Items from a figure collection
◆ ◆ ◆ ◆ ◆
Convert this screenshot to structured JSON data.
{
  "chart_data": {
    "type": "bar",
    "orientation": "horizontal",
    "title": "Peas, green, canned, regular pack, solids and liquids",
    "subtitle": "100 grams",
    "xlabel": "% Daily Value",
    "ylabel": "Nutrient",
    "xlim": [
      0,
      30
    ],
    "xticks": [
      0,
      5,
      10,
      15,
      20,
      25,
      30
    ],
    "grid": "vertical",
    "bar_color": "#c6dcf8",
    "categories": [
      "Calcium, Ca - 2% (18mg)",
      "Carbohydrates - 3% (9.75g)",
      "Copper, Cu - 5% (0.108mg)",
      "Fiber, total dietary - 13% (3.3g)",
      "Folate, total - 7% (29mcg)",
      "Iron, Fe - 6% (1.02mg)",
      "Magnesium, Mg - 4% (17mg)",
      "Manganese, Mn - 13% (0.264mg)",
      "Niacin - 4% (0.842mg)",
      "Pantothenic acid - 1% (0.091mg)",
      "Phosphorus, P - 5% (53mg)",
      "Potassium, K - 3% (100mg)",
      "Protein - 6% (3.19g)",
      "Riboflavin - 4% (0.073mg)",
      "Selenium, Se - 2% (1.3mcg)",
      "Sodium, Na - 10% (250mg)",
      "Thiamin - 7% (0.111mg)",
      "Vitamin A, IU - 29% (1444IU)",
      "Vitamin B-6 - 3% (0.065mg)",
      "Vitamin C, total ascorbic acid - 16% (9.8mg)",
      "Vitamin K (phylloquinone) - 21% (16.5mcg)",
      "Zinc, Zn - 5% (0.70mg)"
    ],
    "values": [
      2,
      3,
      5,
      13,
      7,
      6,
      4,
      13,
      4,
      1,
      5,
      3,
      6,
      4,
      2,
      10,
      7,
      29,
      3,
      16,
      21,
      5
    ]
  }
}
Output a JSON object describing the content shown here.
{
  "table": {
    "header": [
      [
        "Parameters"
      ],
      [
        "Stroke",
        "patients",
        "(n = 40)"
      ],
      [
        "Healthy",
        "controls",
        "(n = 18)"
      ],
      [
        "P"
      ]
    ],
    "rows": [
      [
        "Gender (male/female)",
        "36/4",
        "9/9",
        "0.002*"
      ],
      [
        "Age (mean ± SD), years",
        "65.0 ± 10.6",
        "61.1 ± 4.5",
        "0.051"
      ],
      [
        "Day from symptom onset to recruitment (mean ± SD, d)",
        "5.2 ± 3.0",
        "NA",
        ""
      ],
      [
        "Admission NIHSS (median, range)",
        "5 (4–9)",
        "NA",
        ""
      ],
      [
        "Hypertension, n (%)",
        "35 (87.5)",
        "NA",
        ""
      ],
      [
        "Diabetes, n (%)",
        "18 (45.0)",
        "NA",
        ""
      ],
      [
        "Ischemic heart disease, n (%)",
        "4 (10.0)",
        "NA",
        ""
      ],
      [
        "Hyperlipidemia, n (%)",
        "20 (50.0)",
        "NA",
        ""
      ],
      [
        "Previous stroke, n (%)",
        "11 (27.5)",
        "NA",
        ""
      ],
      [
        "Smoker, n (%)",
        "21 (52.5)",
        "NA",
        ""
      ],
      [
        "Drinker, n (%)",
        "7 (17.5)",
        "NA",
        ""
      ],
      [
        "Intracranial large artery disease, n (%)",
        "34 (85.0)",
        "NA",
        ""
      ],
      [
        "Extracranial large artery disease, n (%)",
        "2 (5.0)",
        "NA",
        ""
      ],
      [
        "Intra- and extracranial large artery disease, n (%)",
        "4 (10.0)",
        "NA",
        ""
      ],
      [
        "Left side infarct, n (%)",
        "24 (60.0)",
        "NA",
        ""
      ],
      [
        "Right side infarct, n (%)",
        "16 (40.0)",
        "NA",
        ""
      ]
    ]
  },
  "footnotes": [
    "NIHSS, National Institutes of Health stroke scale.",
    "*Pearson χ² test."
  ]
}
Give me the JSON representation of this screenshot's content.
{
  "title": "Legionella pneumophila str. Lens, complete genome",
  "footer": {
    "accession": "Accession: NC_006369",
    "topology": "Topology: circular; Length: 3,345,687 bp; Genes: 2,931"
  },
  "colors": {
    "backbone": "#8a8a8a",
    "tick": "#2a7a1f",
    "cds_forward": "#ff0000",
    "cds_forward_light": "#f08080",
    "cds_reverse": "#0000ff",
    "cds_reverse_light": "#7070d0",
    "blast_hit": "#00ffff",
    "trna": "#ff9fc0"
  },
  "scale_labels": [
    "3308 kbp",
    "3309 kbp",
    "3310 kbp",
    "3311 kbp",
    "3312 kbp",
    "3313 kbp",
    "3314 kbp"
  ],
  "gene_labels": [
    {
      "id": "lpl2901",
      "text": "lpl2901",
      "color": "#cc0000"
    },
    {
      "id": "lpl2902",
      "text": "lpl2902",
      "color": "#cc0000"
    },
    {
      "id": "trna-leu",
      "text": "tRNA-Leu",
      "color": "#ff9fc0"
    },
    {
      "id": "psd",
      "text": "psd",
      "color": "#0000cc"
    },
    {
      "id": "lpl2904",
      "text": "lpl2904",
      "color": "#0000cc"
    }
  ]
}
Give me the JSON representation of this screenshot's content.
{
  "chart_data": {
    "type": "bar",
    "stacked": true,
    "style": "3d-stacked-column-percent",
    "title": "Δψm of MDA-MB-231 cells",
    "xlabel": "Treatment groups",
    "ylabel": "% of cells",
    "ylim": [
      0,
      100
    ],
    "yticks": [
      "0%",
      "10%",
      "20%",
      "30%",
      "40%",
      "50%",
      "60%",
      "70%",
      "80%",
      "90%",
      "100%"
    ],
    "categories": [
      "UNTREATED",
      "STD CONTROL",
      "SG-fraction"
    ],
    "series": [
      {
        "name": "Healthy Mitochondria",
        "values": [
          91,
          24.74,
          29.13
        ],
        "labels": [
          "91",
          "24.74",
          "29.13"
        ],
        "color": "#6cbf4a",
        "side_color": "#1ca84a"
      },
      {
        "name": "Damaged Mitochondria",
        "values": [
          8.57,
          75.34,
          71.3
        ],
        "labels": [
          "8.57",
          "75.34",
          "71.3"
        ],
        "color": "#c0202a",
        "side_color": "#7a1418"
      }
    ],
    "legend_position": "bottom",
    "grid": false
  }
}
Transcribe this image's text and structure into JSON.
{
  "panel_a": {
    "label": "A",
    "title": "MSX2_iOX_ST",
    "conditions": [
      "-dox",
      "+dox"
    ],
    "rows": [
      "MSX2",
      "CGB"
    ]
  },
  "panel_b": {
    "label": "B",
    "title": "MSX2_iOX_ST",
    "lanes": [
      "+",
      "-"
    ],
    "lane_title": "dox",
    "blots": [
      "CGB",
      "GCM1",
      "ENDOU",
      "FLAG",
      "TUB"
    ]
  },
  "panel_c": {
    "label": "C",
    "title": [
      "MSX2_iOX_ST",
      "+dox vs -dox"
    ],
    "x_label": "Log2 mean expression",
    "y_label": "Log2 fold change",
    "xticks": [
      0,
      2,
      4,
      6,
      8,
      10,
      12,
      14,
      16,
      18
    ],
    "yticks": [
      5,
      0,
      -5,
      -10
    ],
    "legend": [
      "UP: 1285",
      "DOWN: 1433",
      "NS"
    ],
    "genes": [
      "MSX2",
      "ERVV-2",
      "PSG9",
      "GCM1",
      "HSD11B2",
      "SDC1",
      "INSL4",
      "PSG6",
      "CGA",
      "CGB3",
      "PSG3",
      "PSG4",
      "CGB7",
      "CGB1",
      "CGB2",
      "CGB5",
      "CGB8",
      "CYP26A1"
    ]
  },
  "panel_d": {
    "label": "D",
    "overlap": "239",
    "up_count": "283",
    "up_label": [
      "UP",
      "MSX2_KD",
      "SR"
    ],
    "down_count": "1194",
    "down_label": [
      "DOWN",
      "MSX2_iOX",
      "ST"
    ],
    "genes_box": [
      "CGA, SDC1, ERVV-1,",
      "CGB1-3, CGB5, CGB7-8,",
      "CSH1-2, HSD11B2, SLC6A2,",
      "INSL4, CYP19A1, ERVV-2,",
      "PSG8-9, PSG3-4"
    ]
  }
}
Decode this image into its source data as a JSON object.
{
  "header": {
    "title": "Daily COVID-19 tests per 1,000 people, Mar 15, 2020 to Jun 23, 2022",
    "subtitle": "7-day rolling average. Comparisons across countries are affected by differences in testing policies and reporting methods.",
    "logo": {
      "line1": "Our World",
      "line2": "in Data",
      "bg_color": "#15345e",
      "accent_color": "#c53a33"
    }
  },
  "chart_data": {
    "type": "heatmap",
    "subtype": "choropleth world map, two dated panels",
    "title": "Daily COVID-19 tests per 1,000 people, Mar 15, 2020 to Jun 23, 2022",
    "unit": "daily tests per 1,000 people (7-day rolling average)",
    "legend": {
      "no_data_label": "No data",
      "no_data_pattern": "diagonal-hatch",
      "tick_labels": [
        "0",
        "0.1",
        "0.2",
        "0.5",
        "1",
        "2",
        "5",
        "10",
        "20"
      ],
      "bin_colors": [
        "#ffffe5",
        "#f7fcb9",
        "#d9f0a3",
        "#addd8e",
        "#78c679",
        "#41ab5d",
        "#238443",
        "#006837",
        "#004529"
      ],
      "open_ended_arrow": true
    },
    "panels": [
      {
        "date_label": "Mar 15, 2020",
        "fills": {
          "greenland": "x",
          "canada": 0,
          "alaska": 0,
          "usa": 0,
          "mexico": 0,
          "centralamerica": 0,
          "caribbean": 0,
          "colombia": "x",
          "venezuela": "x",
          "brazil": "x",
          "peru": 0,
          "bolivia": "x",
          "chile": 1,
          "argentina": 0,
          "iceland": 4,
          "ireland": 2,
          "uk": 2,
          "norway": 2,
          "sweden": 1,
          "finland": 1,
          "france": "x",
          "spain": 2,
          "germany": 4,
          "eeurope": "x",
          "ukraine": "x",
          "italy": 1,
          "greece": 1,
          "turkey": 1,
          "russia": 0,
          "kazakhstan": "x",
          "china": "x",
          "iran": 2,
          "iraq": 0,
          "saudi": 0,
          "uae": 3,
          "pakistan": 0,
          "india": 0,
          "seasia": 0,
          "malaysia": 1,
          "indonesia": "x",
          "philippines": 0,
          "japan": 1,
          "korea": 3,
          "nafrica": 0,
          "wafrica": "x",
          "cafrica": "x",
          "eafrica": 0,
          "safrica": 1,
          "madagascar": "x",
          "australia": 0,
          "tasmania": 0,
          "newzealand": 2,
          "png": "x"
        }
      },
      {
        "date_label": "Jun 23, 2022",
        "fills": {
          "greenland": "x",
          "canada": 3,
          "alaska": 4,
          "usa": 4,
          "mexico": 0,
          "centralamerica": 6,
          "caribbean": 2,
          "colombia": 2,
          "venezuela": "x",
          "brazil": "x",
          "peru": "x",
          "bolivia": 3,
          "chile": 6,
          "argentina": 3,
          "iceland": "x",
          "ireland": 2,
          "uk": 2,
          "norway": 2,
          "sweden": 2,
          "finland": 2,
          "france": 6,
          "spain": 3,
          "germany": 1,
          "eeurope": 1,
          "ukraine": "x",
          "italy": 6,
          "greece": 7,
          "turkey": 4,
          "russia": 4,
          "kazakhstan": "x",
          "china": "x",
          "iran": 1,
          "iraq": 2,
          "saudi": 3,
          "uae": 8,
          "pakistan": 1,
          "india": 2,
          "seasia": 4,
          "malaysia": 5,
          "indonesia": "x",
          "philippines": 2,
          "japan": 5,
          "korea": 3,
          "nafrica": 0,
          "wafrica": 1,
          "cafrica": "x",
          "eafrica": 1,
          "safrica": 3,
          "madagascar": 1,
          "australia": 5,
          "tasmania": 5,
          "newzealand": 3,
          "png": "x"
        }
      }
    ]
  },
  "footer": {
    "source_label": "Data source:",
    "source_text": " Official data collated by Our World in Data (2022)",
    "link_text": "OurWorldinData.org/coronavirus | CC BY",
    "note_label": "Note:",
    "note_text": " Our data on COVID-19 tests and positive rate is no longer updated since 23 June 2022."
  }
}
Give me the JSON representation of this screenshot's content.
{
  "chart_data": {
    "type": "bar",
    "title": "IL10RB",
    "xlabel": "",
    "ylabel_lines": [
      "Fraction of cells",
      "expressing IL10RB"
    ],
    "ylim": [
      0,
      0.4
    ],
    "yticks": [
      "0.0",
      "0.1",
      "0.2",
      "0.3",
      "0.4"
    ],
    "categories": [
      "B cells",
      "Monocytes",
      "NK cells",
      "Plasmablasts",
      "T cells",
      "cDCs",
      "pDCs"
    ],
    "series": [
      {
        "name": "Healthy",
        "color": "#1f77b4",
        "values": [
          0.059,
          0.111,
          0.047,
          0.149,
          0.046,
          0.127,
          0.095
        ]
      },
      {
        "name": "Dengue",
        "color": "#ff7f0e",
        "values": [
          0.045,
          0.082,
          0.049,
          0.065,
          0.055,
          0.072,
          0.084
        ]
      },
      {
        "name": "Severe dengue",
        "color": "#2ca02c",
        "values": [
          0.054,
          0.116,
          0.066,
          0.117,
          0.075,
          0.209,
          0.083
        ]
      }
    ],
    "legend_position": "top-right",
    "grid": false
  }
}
◆ ◆ ◆ ◆ ◆
Which lines above hold the string "acid"? Copy every one of them.

      "Pantothenic acid - 1% (0.091mg)",
      "Vitamin C, total ascorbic acid - 16% (9.8mg)",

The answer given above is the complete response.